§ **AIM OF THE TASK**: Identify each line holding the string "JSON" and copy it.

§ **INPUT RECORDS**:

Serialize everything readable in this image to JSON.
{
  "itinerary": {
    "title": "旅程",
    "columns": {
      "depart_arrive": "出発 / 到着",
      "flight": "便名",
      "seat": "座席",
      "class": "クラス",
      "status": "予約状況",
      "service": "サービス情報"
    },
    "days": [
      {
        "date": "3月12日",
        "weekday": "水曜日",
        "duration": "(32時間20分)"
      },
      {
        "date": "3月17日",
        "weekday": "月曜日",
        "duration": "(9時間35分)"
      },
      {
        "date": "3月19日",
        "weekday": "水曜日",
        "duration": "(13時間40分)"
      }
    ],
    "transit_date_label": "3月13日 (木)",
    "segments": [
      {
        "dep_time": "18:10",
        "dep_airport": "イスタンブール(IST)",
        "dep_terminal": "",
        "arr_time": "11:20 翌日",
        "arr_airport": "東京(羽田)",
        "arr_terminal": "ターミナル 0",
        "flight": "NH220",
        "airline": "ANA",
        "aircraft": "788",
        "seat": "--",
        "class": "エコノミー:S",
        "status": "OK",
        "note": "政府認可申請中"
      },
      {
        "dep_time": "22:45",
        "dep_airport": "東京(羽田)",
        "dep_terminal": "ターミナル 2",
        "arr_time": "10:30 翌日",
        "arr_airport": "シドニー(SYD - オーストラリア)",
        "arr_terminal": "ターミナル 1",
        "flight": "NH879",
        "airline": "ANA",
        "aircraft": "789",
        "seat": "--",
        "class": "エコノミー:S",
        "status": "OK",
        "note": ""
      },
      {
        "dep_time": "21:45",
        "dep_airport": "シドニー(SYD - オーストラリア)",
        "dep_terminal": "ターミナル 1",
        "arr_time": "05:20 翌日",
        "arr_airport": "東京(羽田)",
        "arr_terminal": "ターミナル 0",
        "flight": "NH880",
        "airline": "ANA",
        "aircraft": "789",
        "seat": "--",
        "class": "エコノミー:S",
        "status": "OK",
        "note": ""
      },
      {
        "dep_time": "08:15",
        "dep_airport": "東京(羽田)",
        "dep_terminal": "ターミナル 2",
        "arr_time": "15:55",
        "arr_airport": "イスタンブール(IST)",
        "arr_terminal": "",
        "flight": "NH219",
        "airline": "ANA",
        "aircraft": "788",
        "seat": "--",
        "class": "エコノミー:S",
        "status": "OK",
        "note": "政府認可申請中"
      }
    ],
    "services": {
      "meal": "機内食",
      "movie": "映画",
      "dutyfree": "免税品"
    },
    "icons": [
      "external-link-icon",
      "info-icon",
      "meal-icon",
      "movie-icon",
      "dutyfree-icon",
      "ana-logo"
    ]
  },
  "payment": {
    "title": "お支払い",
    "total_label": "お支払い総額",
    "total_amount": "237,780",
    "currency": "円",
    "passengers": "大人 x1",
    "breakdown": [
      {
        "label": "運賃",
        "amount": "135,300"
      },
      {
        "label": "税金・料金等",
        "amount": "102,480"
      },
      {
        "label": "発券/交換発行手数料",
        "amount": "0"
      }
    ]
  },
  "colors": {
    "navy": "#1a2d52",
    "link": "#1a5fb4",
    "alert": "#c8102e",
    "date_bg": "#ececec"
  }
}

---

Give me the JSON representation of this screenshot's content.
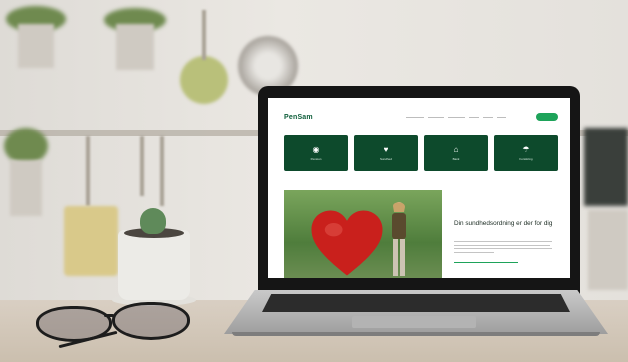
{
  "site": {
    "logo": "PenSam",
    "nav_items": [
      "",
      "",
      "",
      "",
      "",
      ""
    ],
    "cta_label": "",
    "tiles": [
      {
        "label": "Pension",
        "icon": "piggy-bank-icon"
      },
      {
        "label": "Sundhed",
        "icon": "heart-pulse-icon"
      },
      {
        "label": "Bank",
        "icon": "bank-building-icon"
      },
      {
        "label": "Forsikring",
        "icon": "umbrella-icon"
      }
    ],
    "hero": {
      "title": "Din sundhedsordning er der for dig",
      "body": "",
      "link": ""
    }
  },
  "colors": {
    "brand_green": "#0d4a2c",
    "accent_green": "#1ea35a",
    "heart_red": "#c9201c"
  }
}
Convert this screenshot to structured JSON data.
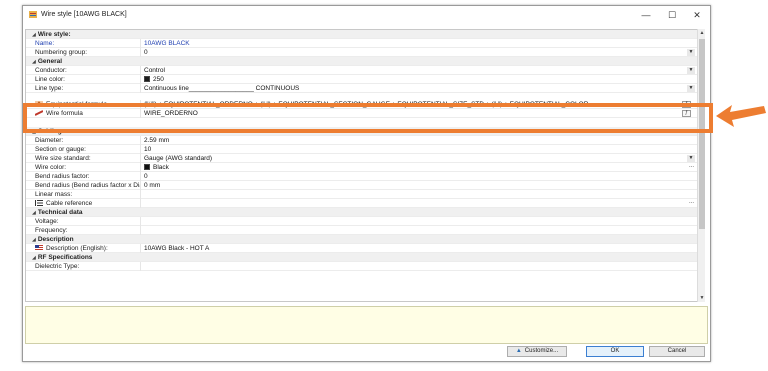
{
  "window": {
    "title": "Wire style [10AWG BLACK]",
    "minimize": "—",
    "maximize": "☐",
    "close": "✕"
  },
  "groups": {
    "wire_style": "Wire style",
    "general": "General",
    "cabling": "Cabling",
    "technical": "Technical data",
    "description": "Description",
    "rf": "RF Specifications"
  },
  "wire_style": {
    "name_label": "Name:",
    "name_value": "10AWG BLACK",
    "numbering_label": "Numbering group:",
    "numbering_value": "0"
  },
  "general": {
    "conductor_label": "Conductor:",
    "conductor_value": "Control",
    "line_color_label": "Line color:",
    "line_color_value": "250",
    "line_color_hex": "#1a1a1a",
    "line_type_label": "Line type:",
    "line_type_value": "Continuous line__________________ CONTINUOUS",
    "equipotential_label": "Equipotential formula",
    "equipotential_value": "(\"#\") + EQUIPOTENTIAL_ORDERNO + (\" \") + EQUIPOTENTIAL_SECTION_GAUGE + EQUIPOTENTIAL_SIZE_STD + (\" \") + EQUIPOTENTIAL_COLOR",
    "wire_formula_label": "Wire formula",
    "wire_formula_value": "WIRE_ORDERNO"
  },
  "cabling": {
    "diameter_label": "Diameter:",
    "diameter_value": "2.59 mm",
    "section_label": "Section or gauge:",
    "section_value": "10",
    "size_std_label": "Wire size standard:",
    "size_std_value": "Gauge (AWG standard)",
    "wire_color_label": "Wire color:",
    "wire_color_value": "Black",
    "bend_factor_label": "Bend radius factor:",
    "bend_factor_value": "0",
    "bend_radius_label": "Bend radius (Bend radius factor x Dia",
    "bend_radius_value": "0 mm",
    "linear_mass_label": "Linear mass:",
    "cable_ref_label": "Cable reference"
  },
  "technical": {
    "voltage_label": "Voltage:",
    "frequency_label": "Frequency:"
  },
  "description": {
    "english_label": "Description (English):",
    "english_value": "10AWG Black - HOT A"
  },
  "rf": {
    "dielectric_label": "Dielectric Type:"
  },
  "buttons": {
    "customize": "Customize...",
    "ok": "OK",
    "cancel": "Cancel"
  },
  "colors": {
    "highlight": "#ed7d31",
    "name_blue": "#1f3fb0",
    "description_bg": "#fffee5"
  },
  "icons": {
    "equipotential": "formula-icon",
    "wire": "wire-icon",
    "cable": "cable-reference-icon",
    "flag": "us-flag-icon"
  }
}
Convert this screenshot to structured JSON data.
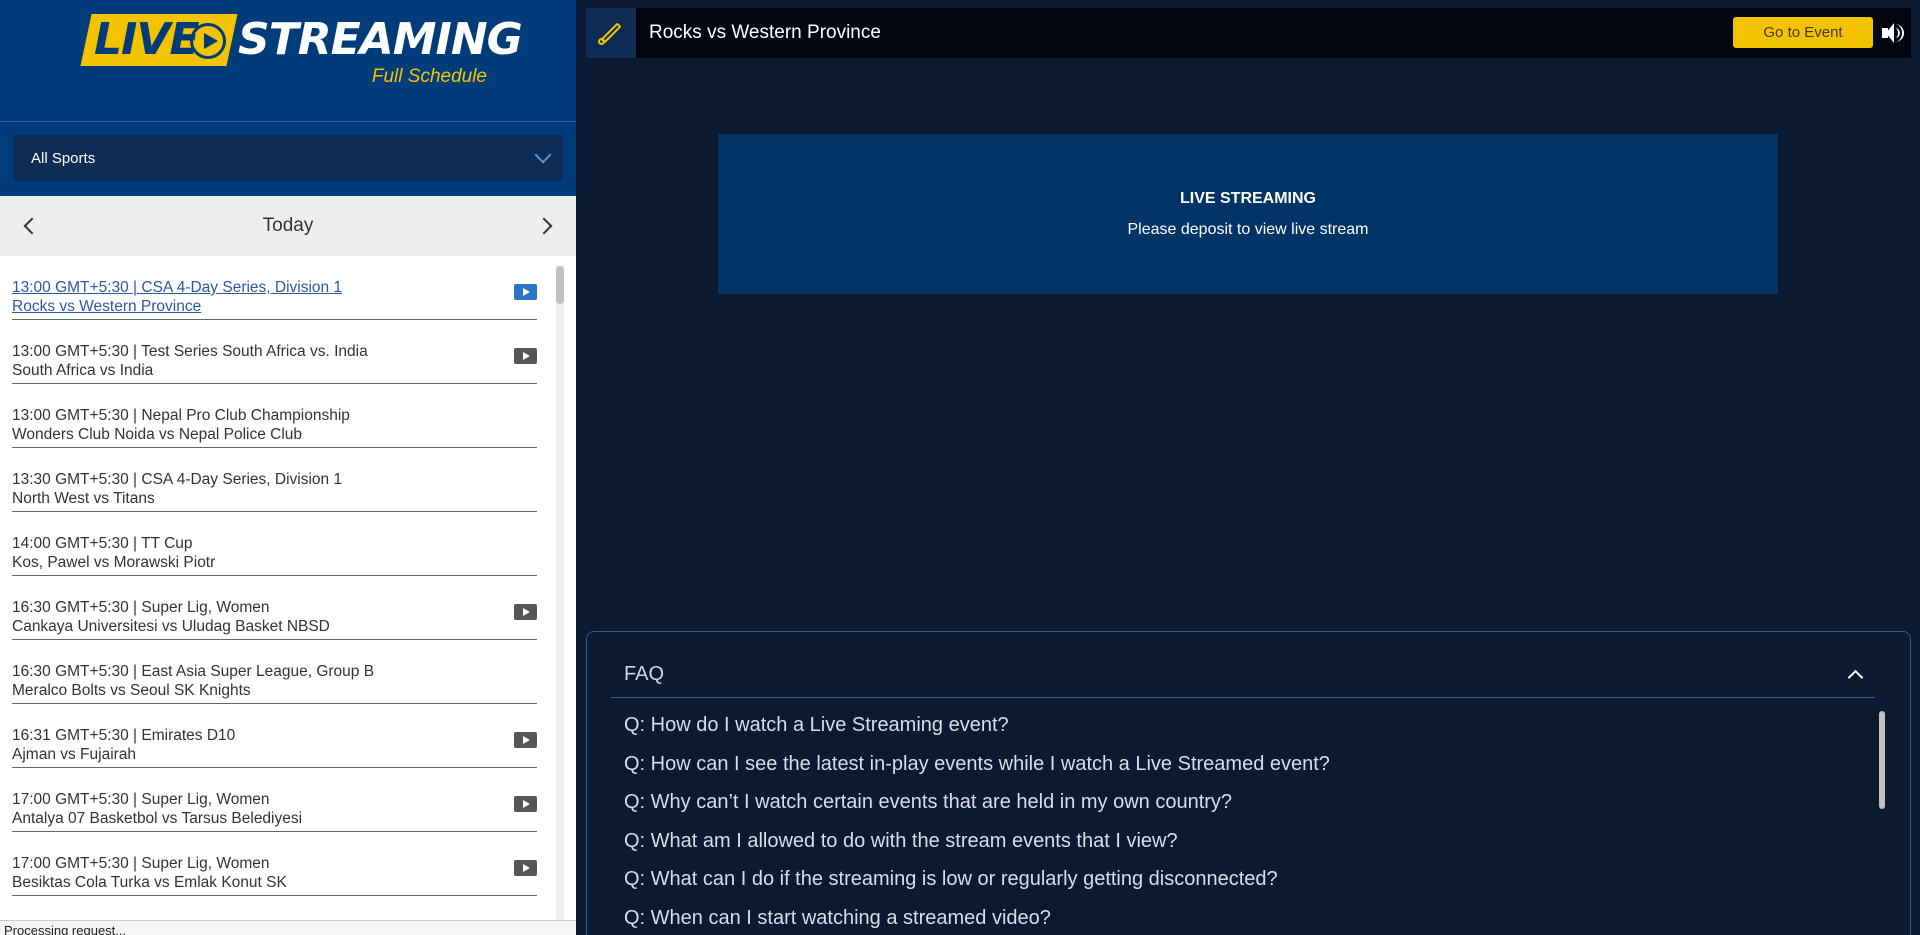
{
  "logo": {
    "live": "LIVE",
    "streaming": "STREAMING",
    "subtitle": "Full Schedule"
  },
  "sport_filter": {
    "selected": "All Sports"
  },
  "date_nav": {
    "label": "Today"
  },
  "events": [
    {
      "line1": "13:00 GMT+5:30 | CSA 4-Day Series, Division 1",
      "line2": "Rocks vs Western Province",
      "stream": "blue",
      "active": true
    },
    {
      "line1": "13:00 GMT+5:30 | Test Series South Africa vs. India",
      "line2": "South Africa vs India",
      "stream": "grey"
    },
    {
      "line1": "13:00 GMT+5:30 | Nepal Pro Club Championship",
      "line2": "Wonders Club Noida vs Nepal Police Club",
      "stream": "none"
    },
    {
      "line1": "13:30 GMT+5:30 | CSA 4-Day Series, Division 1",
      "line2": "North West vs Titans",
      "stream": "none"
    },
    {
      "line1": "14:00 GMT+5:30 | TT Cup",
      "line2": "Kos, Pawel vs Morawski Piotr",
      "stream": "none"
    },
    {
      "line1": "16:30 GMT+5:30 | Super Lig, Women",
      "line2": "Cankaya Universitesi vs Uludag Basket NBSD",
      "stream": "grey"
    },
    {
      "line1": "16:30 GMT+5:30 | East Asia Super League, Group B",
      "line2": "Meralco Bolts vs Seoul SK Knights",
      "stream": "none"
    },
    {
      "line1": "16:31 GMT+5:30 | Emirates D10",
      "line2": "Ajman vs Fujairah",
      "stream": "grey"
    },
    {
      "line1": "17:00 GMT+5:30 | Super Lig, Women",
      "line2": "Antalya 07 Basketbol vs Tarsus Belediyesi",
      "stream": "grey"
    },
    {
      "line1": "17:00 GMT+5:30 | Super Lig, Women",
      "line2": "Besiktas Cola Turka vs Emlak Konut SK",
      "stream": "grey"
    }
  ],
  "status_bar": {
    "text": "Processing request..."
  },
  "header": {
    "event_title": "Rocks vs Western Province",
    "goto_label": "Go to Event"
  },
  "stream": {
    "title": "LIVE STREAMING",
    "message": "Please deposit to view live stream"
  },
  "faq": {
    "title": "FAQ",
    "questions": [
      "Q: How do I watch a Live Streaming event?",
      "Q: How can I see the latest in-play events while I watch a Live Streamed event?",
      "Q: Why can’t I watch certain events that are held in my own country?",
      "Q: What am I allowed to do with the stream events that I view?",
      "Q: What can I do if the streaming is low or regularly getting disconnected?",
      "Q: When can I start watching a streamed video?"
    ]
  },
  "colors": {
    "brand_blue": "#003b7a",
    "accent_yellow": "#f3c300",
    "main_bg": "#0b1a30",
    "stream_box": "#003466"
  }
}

==

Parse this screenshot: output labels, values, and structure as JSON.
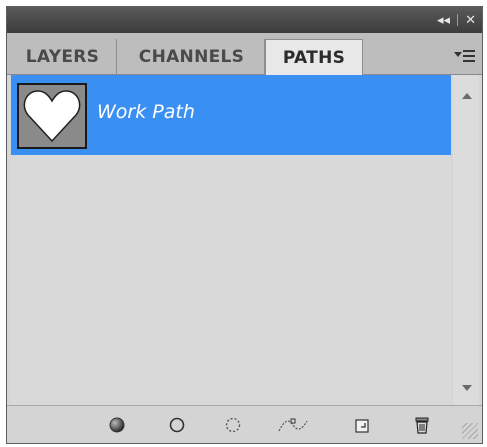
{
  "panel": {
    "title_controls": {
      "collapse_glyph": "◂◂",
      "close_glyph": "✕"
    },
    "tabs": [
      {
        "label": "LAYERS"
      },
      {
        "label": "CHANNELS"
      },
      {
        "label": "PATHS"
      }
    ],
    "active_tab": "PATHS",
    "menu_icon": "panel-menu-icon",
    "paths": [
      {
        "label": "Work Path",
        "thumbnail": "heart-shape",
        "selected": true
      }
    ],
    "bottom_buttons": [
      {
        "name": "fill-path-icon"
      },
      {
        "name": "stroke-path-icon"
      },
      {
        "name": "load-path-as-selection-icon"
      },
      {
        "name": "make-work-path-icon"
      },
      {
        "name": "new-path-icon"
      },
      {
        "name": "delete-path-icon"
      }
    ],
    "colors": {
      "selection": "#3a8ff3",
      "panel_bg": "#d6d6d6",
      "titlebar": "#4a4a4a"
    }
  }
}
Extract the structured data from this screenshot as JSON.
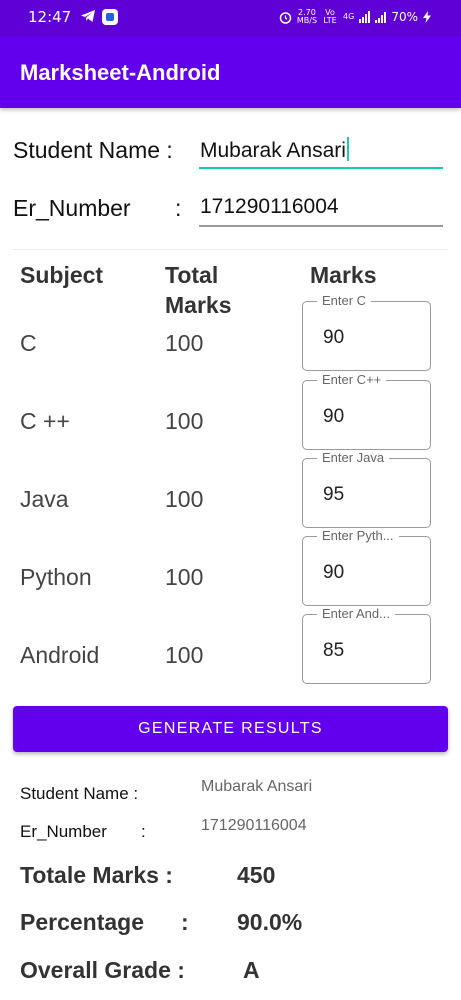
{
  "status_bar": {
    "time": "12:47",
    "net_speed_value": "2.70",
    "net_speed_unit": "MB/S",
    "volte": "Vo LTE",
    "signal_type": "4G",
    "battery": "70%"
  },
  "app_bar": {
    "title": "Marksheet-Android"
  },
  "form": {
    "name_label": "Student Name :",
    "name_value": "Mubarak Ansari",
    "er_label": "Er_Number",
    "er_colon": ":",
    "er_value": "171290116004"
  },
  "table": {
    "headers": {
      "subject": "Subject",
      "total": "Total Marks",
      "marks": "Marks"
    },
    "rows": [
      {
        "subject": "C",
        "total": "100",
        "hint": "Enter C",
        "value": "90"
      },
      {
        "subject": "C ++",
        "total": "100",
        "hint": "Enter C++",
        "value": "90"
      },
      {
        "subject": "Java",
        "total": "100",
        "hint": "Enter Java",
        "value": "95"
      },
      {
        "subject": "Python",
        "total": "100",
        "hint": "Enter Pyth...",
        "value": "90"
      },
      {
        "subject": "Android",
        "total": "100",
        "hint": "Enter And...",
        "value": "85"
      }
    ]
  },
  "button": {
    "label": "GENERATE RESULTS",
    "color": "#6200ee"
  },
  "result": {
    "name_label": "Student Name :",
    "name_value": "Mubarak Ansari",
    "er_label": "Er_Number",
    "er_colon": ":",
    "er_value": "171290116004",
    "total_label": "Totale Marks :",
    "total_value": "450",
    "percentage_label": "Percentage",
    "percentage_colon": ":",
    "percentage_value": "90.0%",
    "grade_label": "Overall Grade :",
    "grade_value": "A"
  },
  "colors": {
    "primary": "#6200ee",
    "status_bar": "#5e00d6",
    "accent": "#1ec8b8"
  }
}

§ **WRITTEN RESPONSE**:
Serialize everything readable in this image to JSON.
Give me the JSON representation of this screenshot's content.
Convert this screenshot to structured JSON data.
Convert this screenshot to structured JSON data.
Parse this screenshot: output labels, values, and structure as JSON.
Extract the structured data from this screenshot as JSON.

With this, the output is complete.